#### THE RECORDS
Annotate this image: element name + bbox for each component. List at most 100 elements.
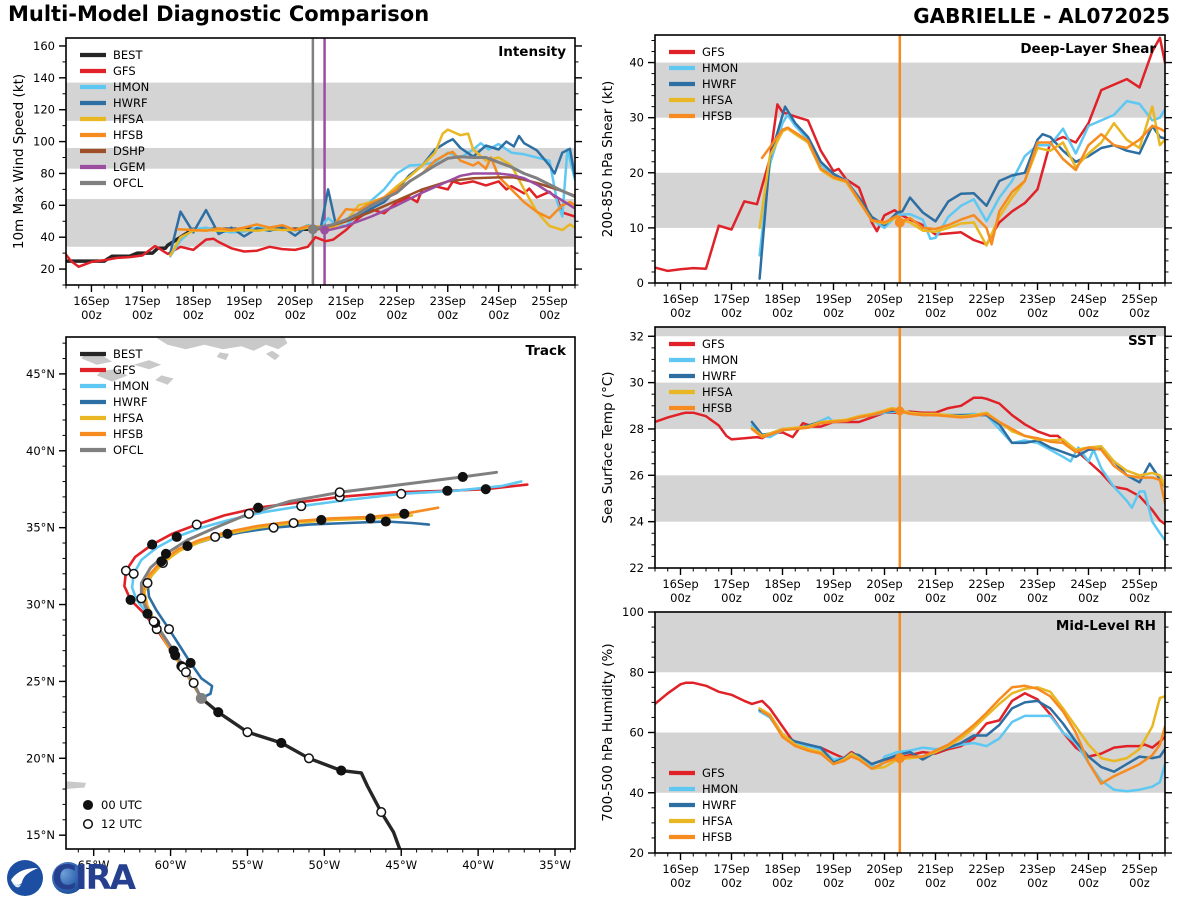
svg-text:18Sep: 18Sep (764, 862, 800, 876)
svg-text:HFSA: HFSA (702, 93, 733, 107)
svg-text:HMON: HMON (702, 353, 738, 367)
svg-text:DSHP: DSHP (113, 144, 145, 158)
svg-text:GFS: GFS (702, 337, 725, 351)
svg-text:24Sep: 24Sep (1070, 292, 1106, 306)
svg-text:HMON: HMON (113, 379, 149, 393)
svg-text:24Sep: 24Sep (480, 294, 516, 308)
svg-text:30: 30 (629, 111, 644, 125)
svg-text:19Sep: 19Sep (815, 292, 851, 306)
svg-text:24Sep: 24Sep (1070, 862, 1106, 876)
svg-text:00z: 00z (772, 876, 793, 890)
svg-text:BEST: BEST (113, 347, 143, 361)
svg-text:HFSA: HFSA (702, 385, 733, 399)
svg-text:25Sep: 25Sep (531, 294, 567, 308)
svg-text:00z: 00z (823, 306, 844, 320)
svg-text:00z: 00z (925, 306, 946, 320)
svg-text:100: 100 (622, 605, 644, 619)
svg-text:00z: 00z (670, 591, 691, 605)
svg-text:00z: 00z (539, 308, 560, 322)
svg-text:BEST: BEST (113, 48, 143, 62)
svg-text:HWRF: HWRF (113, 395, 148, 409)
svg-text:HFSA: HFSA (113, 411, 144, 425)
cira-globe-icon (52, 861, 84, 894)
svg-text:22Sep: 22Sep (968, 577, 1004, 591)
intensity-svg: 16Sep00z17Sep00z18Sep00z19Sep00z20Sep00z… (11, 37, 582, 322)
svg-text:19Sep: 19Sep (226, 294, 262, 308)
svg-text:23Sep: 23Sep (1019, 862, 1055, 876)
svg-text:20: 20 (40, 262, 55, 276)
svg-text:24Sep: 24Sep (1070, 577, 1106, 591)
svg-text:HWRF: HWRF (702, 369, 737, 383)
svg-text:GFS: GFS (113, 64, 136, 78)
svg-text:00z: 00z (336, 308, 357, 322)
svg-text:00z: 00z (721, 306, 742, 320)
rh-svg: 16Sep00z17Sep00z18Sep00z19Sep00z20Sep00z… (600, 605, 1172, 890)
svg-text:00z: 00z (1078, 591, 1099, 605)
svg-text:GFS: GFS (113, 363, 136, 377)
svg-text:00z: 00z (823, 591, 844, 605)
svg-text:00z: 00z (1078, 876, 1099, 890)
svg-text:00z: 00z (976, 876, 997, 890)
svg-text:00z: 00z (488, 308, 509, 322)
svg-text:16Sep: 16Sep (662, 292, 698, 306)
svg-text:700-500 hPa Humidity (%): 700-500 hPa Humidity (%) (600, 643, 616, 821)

#### AIM OF THE EXERCISE
Output every line of the records above as a Markdown table with the columns Row and Line, numbering each row and skipping blank lines. Leave the pictures out.

#### CORRECT RESPONSE
| Row | Line |
|---|---|
| 1 | Annotate this image: element name + bbox for each component. List at most 100 elements. |
| 2 | svg-text:18Sep: 18Sep (764, 862, 800, 876) |
| 3 | svg-text:HFSA: HFSA (702, 93, 733, 107) |
| 4 | svg-text:HMON: HMON (702, 353, 738, 367) |
| 5 | svg-text:DSHP: DSHP (113, 144, 145, 158) |
| 6 | svg-text:GFS: GFS (702, 337, 725, 351) |
| 7 | svg-text:24Sep: 24Sep (1070, 292, 1106, 306) |
| 8 | svg-text:HMON: HMON (113, 379, 149, 393) |
| 9 | svg-text:24Sep: 24Sep (480, 294, 516, 308) |
| 10 | svg-text:30: 30 (629, 111, 644, 125) |
| 11 | svg-text:19Sep: 19Sep (815, 292, 851, 306) |
| 12 | svg-text:24Sep: 24Sep (1070, 862, 1106, 876) |
| 13 | svg-text:00z: 00z (772, 876, 793, 890) |
| 14 | svg-text:BEST: BEST (113, 347, 143, 361) |
| 15 | svg-text:HFSA: HFSA (702, 385, 733, 399) |
| 16 | svg-text:25Sep: 25Sep (531, 294, 567, 308) |
| 17 | svg-text:00z: 00z (823, 306, 844, 320) |
| 18 | svg-text:00z: 00z (925, 306, 946, 320) |
| 19 | svg-text:100: 100 (622, 605, 644, 619) |
| 20 | svg-text:00z: 00z (670, 591, 691, 605) |
| 21 | svg-text:00z: 00z (539, 308, 560, 322) |
| 22 | svg-text:BEST: BEST (113, 48, 143, 62) |
| 23 | svg-text:HWRF: HWRF (113, 395, 148, 409) |
| 24 | svg-text:HFSA: HFSA (113, 411, 144, 425) |
| 25 | cira-globe-icon (52, 861, 84, 894) |
| 26 | svg-text:22Sep: 22Sep (968, 577, 1004, 591) |
| 27 | intensity-svg: 16Sep00z17Sep00z18Sep00z19Sep00z20Sep00z… (11, 37, 582, 322) |
| 28 | svg-text:19Sep: 19Sep (226, 294, 262, 308) |
| 29 | svg-text:23Sep: 23Sep (1019, 862, 1055, 876) |
| 30 | svg-text:20: 20 (40, 262, 55, 276) |
| 31 | svg-text:24Sep: 24Sep (1070, 577, 1106, 591) |
| 32 | svg-text:HWRF: HWRF (702, 369, 737, 383) |
| 33 | svg-text:GFS: GFS (113, 64, 136, 78) |
| 34 | svg-text:00z: 00z (336, 308, 357, 322) |
| 35 | svg-text:00z: 00z (721, 306, 742, 320) |
| 36 | rh-svg: 16Sep00z17Sep00z18Sep00z19Sep00z20Sep00z… (600, 605, 1172, 890) |
| 37 | svg-text:00z: 00z (1078, 591, 1099, 605) |
| 38 | svg-text:GFS: GFS (113, 363, 136, 377) |
| 39 | svg-text:00z: 00z (823, 591, 844, 605) |
| 40 | svg-text:00z: 00z (1078, 876, 1099, 890) |
| 41 | svg-text:00z: 00z (976, 876, 997, 890) |
| 42 | svg-text:00z: 00z (488, 308, 509, 322) |
| 43 | svg-text:16Sep: 16Sep (662, 292, 698, 306) |
| 44 | svg-text:700-500 hPa Humidity (%): 700-500 hPa Humidity (%) (600, 643, 616, 821) |